### What is required
Which lines contain the word "Emmen"? Return each of them as written.

Records from a data source:
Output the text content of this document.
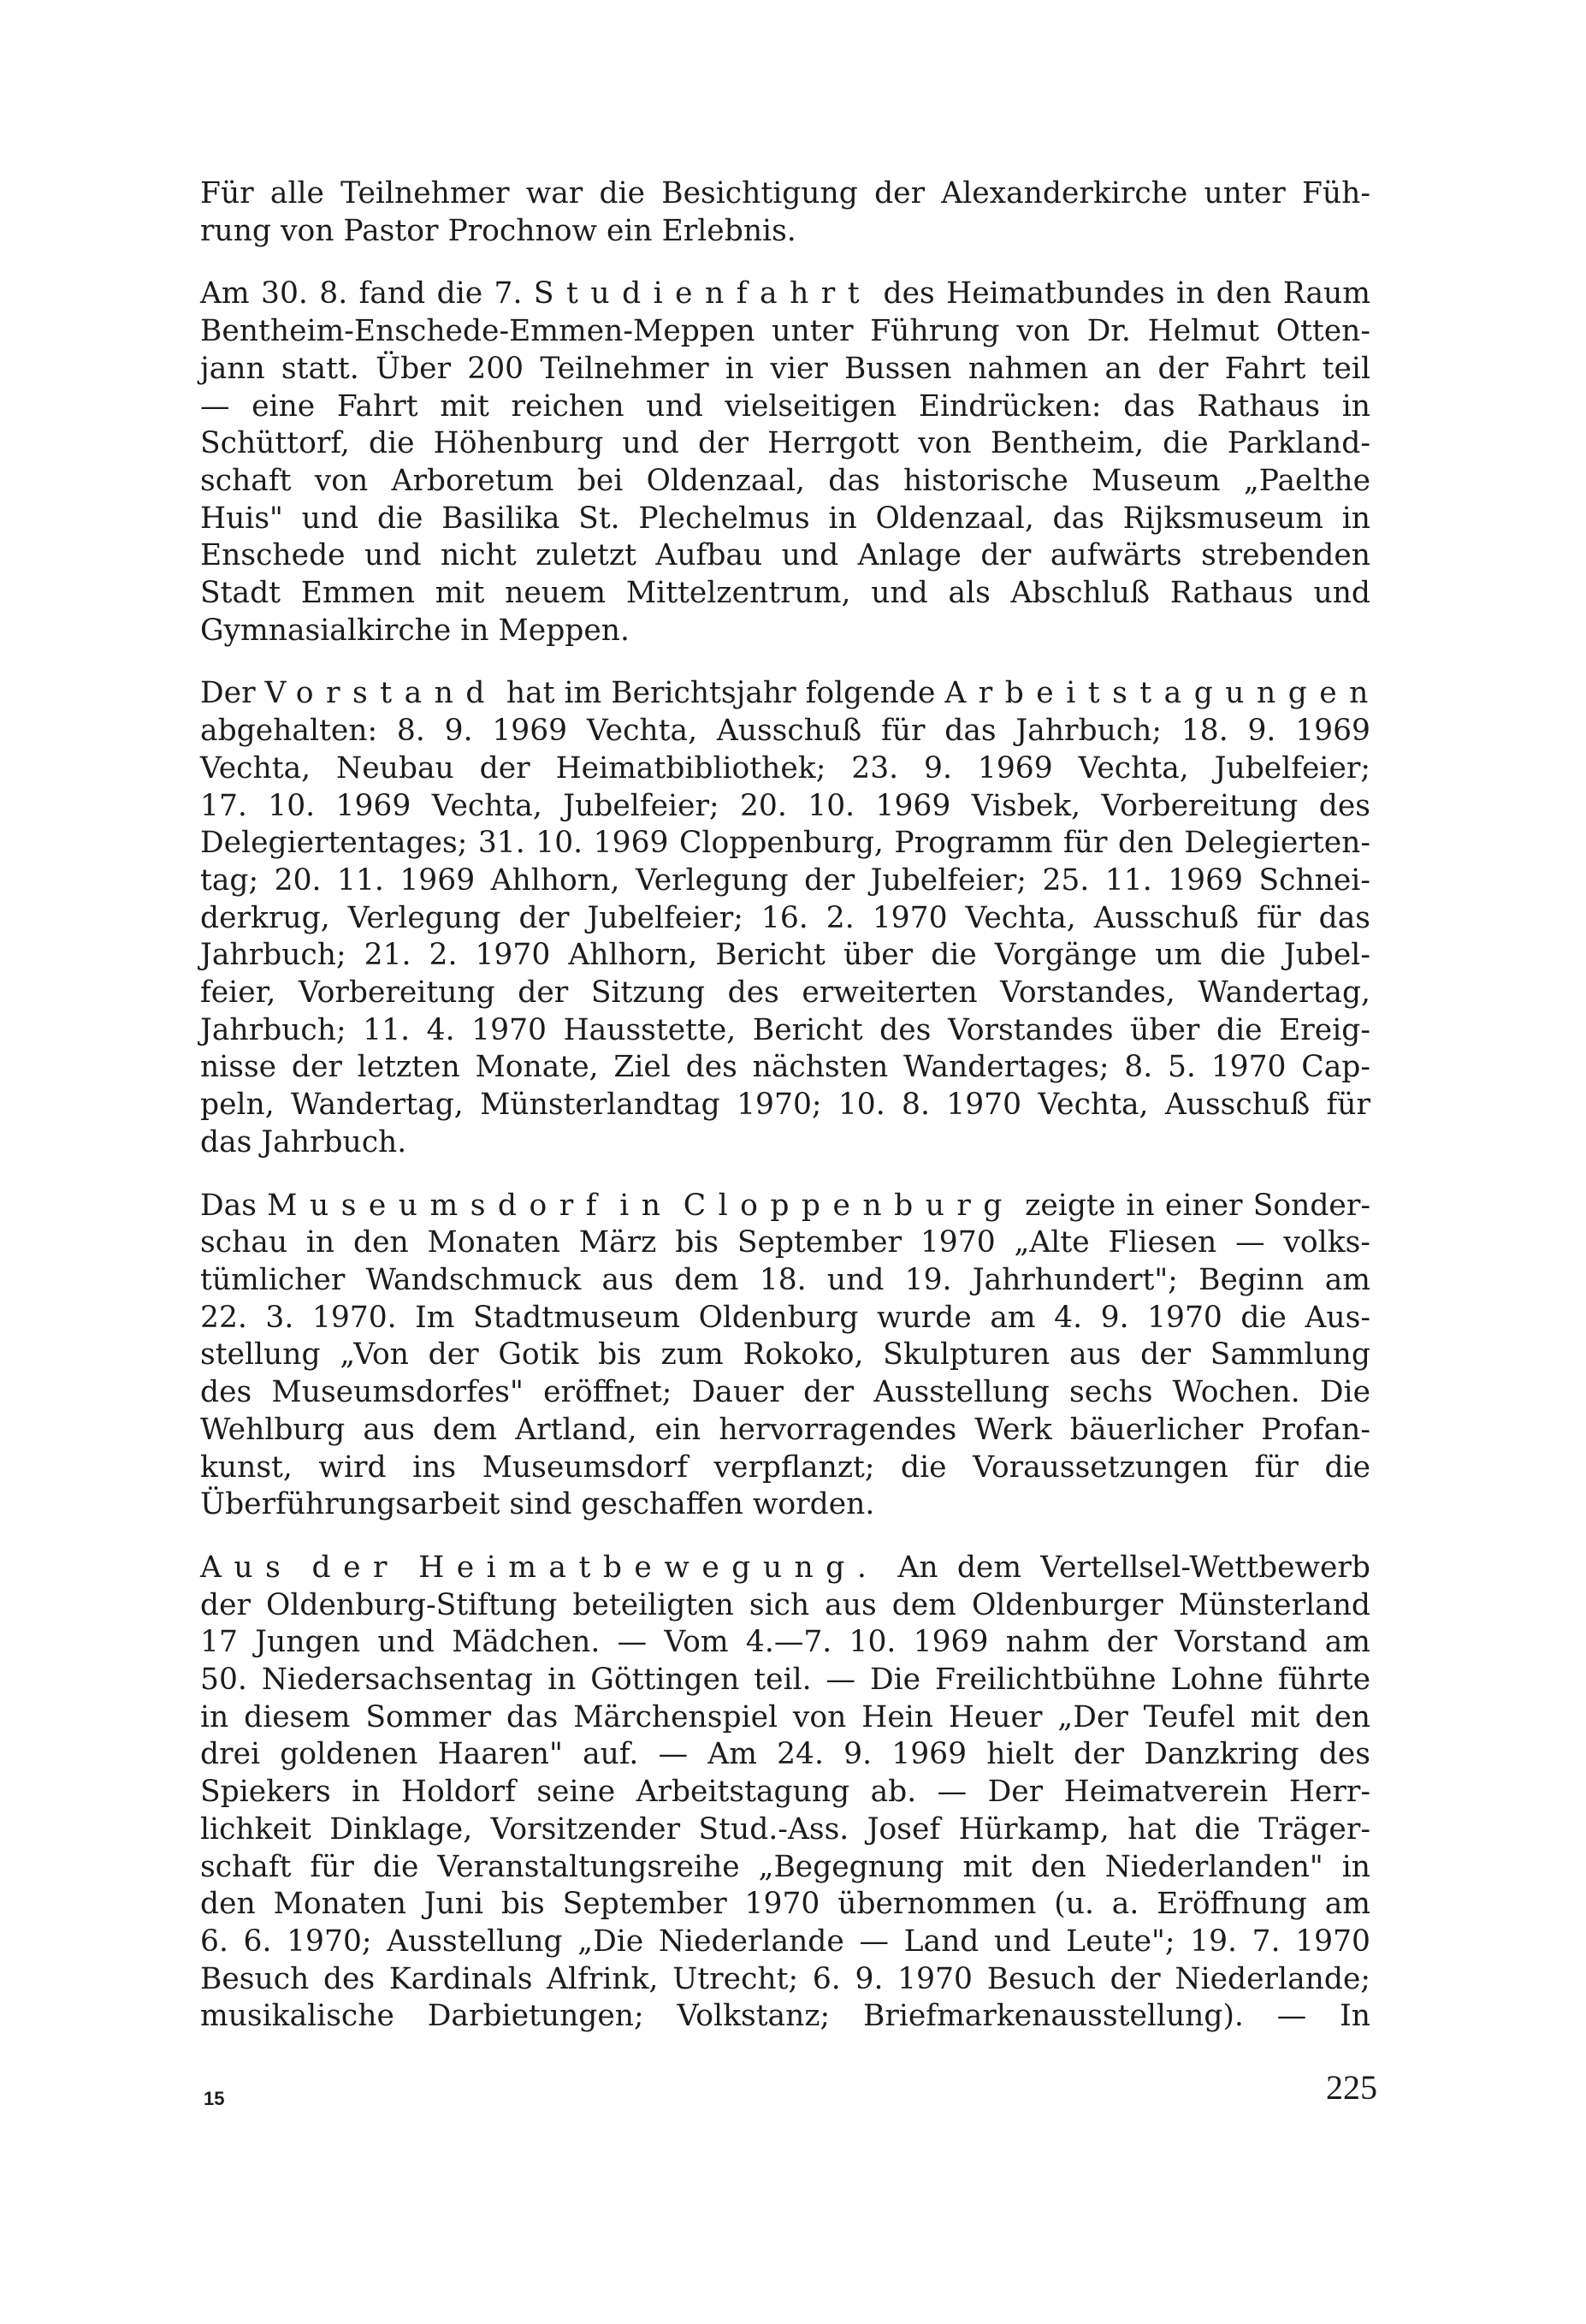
Für alle Teilnehmer war die Besichtigung der Alexanderkirche unter Füh-
rung von Pastor Prochnow ein Erlebnis.

Am 30. 8. fand die 7. Studienfahrt des Heimatbundes in den Raum
Bentheim-Enschede-Emmen-Meppen unter Führung von Dr. Helmut Otten-
jann statt. Über 200 Teilnehmer in vier Bussen nahmen an der Fahrt teil
— eine Fahrt mit reichen und vielseitigen Eindrücken: das Rathaus in
Schüttorf, die Höhenburg und der Herrgott von Bentheim, die Parkland-
schaft von Arboretum bei Oldenzaal, das historische Museum „Paelthe
Huis" und die Basilika St. Plechelmus in Oldenzaal, das Rijksmuseum in
Enschede und nicht zuletzt Aufbau und Anlage der aufwärts strebenden
Stadt Emmen mit neuem Mittelzentrum, und als Abschluß Rathaus und
Gymnasialkirche in Meppen.

Der Vorstand hat im Berichtsjahr folgende Arbeitstagungen
abgehalten: 8. 9. 1969 Vechta, Ausschuß für das Jahrbuch; 18. 9. 1969
Vechta, Neubau der Heimatbibliothek; 23. 9. 1969 Vechta, Jubelfeier;
17. 10. 1969 Vechta, Jubelfeier; 20. 10. 1969 Visbek, Vorbereitung des
Delegiertentages; 31. 10. 1969 Cloppenburg, Programm für den Delegierten-
tag; 20. 11. 1969 Ahlhorn, Verlegung der Jubelfeier; 25. 11. 1969 Schnei-
derkrug, Verlegung der Jubelfeier; 16. 2. 1970 Vechta, Ausschuß für das
Jahrbuch; 21. 2. 1970 Ahlhorn, Bericht über die Vorgänge um die Jubel-
feier, Vorbereitung der Sitzung des erweiterten Vorstandes, Wandertag,
Jahrbuch; 11. 4. 1970 Hausstette, Bericht des Vorstandes über die Ereig-
nisse der letzten Monate, Ziel des nächsten Wandertages; 8. 5. 1970 Cap-
peln, Wandertag, Münsterlandtag 1970; 10. 8. 1970 Vechta, Ausschuß für
das Jahrbuch.

Das Museumsdorf in Cloppenburg zeigte in einer Sonder-
schau in den Monaten März bis September 1970 „Alte Fliesen — volks-
tümlicher Wandschmuck aus dem 18. und 19. Jahrhundert"; Beginn am
22. 3. 1970. Im Stadtmuseum Oldenburg wurde am 4. 9. 1970 die Aus-
stellung „Von der Gotik bis zum Rokoko, Skulpturen aus der Sammlung
des Museumsdorfes" eröffnet; Dauer der Ausstellung sechs Wochen. Die
Wehlburg aus dem Artland, ein hervorragendes Werk bäuerlicher Profan-
kunst, wird ins Museumsdorf verpflanzt; die Voraussetzungen für die
Überführungsarbeit sind geschaffen worden.

Aus der Heimatbewegung. An dem Vertellsel-Wettbewerb
der Oldenburg-Stiftung beteiligten sich aus dem Oldenburger Münsterland
17 Jungen und Mädchen. — Vom 4.—7. 10. 1969 nahm der Vorstand am
50. Niedersachsentag in Göttingen teil. — Die Freilichtbühne Lohne führte
in diesem Sommer das Märchenspiel von Hein Heuer „Der Teufel mit den
drei goldenen Haaren" auf. — Am 24. 9. 1969 hielt der Danzkring des
Spiekers in Holdorf seine Arbeitstagung ab. — Der Heimatverein Herr-
lichkeit Dinklage, Vorsitzender Stud.-Ass. Josef Hürkamp, hat die Träger-
schaft für die Veranstaltungsreihe „Begegnung mit den Niederlanden" in
den Monaten Juni bis September 1970 übernommen (u. a. Eröffnung am
6. 6. 1970; Ausstellung „Die Niederlande — Land und Leute"; 19. 7. 1970
Besuch des Kardinals Alfrink, Utrecht; 6. 9. 1970 Besuch der Niederlande;
musikalische Darbietungen; Volkstanz; Briefmarkenausstellung). — In

15	225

### Solution for this exercise
Bentheim-Enschede-Emmen-Meppen unter Führung von Dr. Helmut Otten-
Stadt Emmen mit neuem Mittelzentrum, und als Abschluß Rathaus und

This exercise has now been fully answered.